_OBJETIVO DO EXERCÍCIO_. Por favor, escreva a continuação do texto sobre a ideia de um presidente filósofo, começando logo após a última frase apresentada.

Pessoas que esperam transparência, que exigem verdade, que fazem perguntas curiosas e que reconhecem as moderações de seu conhecimento e as limitações de seus líderes poderiam garantir um melhor engajamento de baixo para cima. Que diferença isso faria em relação à política de medo, desinformação e propaganda enganosa, de cima para baixo, populada em nossas redes digitais? Insisto: e se tivéssemos um presidente filósofo?

Olha gente, comecei a ver isso como uma opção real – pra salvar o Brasil – por dois motivos. Em primeiro lugar, formar pessoas filósofas fornece algum senso de esperança de que nosso futuro coletivo e democrático possa ser melhor do que nosso presente. Em segundo lugar, tenho visto evidências de que isso é possível entre os alunos das universidades onde trabalho. Especialmente após provocação sobre o tema de “volta da Monarquia” comentada por um colega de trabalho, citando a República de Platão. Sim, comentávamos sobre o quanto nossos jovens têm buscado cada vez mais pela tradição e pelo retorno de valores dos séculos passados. Afinal, para muitos está difícil vislumbrar um rumo saudável para nossa sociedade republicana… Porém, pensei em uma sugestão menos radical. 


Precisamos de mais filósofos, de um presidente filósofo

Em seu sentido antigo, corporificado no pensamento ocidental por Sócrates, Platão, Aristóteles e os filósofos helenísticos, a Filosofia é uma espécie de treinamento para viver bem. Nesse modelo, os filósofos se engajam em exercícios para desenvolver as virtudes necessárias para o florescimento humano. As virtudes referem-se aos hábitos, atitudes e disposições que fazem de uma pessoa o tipo de pessoa que é. Nós fazemos coisas virtuosas por causa de quem nós somos.

Várias tradições priorizam diferentes virtudes morais e intelectuais, e os eticistas contemporâneos das virtudes podem questionar meu uso geral do termo aqui. Mas existem várias virtudes, creio eu, que são pré-condições para um engajamento político produtivo e, portanto, imperativo para o povo filósofo se desenvolver: humildade intelectual, atenção, curiosidade e empatia – só pra começar.

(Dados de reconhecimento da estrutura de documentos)
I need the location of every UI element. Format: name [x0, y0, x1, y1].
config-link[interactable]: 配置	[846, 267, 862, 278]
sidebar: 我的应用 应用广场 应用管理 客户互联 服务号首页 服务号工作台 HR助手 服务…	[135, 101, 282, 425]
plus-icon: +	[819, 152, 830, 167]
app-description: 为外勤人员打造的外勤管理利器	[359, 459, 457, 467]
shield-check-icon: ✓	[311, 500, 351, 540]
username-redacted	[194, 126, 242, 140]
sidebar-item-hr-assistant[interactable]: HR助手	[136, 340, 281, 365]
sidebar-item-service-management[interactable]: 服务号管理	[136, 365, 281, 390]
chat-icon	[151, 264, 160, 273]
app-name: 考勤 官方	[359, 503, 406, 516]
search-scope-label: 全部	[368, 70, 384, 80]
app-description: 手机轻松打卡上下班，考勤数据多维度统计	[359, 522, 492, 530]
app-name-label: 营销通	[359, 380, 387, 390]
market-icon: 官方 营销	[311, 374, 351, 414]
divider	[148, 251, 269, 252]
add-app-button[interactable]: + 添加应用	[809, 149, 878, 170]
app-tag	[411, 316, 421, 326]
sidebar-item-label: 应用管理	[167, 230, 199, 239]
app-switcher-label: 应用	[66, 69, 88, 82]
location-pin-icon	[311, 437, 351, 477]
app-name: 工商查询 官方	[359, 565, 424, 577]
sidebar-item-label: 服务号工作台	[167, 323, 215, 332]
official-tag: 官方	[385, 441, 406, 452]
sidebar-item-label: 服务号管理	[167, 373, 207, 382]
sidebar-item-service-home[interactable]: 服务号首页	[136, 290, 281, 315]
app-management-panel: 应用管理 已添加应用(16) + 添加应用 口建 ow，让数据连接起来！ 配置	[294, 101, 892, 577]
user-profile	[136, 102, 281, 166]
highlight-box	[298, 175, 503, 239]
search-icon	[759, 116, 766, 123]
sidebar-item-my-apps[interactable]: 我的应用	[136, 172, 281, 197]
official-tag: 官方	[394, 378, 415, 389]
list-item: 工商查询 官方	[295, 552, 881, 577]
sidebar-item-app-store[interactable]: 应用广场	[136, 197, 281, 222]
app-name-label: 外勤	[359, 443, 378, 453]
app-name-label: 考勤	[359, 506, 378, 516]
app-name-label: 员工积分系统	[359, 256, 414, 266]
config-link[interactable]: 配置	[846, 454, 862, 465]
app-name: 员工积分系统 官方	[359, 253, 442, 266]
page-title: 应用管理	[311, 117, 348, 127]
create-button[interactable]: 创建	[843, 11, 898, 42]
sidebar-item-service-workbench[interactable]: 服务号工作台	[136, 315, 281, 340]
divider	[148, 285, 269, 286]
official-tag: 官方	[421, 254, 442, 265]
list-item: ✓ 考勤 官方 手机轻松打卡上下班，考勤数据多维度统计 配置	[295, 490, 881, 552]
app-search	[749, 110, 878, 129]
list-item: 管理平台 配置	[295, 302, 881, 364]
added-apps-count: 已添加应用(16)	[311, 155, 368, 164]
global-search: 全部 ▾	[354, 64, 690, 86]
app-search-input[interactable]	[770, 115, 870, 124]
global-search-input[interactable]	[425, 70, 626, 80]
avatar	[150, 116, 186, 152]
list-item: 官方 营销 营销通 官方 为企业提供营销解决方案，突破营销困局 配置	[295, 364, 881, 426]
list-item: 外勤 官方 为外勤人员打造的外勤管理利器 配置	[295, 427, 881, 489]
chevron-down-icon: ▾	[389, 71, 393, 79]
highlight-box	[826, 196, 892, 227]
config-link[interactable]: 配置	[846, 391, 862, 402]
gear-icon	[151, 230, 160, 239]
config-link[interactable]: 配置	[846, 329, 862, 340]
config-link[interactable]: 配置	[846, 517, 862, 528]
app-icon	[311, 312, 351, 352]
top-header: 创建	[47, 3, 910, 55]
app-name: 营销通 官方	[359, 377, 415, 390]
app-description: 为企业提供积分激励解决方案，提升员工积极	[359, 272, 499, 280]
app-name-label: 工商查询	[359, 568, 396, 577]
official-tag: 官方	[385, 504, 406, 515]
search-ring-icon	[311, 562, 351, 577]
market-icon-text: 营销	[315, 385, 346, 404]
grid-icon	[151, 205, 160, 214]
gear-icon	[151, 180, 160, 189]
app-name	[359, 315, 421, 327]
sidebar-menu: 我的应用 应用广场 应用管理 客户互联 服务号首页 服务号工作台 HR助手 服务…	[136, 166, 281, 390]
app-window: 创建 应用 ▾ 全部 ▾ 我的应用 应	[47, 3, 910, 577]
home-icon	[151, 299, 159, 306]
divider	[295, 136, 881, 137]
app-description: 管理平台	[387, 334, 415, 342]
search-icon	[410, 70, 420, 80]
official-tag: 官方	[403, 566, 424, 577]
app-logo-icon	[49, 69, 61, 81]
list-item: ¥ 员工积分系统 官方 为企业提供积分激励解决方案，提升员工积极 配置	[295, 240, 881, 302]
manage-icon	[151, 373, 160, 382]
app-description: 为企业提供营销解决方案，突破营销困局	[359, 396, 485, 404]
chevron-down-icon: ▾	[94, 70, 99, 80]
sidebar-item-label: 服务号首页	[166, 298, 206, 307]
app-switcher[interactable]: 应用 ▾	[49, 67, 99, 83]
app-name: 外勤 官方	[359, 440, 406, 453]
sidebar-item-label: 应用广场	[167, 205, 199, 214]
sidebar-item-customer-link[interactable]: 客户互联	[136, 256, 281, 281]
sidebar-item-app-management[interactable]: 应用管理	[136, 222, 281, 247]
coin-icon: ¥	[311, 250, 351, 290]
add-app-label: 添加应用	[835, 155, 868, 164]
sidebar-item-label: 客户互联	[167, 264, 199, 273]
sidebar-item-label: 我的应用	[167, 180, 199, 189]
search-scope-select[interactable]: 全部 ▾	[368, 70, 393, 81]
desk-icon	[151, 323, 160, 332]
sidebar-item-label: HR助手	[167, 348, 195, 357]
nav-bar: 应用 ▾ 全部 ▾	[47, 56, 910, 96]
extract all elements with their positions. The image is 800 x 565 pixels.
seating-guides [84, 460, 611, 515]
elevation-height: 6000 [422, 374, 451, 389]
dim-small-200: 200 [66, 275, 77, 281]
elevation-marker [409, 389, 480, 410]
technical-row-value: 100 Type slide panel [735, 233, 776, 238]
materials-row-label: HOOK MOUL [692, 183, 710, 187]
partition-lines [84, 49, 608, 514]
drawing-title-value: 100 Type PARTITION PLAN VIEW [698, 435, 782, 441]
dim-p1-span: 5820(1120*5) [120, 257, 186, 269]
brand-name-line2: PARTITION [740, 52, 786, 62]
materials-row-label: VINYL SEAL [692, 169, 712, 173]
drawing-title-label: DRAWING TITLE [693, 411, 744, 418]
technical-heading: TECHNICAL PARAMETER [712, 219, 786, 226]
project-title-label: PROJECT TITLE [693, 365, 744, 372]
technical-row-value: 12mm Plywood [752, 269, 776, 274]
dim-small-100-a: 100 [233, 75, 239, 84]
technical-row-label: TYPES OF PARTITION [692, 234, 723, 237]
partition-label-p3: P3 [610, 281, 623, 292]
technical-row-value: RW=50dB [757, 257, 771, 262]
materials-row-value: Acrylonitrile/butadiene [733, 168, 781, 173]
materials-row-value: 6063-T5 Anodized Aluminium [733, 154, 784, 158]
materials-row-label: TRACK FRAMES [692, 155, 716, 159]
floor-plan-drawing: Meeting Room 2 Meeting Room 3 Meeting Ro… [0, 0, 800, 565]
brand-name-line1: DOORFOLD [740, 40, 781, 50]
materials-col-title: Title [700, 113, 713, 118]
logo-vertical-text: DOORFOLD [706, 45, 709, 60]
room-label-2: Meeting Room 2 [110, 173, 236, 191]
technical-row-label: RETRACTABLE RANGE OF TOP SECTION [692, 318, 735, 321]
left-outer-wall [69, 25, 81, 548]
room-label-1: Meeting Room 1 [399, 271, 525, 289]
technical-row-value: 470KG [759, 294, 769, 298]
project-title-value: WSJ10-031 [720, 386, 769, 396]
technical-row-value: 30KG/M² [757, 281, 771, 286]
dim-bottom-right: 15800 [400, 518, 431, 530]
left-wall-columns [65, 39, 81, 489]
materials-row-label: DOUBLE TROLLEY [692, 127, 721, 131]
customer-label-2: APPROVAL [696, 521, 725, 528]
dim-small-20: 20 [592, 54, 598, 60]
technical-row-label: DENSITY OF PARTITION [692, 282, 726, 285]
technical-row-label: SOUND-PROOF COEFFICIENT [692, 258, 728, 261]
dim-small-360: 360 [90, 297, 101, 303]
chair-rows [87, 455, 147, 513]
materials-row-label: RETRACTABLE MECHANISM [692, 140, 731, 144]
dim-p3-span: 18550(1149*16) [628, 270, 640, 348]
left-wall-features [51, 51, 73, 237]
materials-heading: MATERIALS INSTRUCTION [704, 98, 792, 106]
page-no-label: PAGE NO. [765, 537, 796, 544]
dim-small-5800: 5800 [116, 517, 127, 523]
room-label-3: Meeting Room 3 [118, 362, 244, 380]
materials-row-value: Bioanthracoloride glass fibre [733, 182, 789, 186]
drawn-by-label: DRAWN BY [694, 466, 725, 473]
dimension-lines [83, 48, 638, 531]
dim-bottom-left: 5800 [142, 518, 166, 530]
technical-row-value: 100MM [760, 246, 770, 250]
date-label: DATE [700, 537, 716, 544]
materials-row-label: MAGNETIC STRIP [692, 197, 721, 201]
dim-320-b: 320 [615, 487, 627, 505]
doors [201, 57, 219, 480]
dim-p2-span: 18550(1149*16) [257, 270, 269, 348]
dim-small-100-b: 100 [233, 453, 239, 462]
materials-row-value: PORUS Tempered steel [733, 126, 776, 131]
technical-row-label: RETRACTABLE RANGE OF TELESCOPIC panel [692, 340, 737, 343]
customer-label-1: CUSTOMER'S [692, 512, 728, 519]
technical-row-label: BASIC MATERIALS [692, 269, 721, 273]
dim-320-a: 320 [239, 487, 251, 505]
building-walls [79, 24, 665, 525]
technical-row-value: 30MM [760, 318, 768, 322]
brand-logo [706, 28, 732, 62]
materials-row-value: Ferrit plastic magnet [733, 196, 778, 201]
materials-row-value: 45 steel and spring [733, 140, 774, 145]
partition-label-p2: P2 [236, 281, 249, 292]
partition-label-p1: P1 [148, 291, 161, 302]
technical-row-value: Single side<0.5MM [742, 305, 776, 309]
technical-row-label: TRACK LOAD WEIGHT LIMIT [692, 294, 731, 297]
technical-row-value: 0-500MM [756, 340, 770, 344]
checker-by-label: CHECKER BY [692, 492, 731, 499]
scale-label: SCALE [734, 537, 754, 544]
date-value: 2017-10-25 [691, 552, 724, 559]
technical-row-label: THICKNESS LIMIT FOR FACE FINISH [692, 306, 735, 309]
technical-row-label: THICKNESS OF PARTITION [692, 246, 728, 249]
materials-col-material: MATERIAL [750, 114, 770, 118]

_ESPAÇO DE RESPOSTA_.
Essas virtudes são necessárias para ser um pensador claro, um bom conhecedor e um participante engajado na democracia. Então, qual é o valor dessas virtudes particulares para nossa democracia? Tome a humildade intelectual como exemplo. Quando pratico a humildade intelectual, parto do pressuposto de que não sei tudo e que minhas próprias opiniões poderiam se beneficiar com o teste de clareza e consistência. Depois de perceber isso, cada compromisso é uma oportunidade de aprender mais sobre os pontos fortes e fracos de minhas próprias visões.

E no caso da empatia: se estou realmente curioso sobre a experiência de outra pessoa e ouço para compreender, é mais provável que eu imagine como me sentiria no lugar dela. É menos provável que eu os veja como um outro e mais provável que os veja como dignos da consideração moral que desejo para mim. Ora, isso nos faria evitar tanta perda de tempo e energia ao pensar que alguém seria capaz de ganhar U$ 1 dólar por vacina no meio de uma pandemia mundial, onde apenas a vacinação em massa se apresenta como solução para milhares de mortes diárias.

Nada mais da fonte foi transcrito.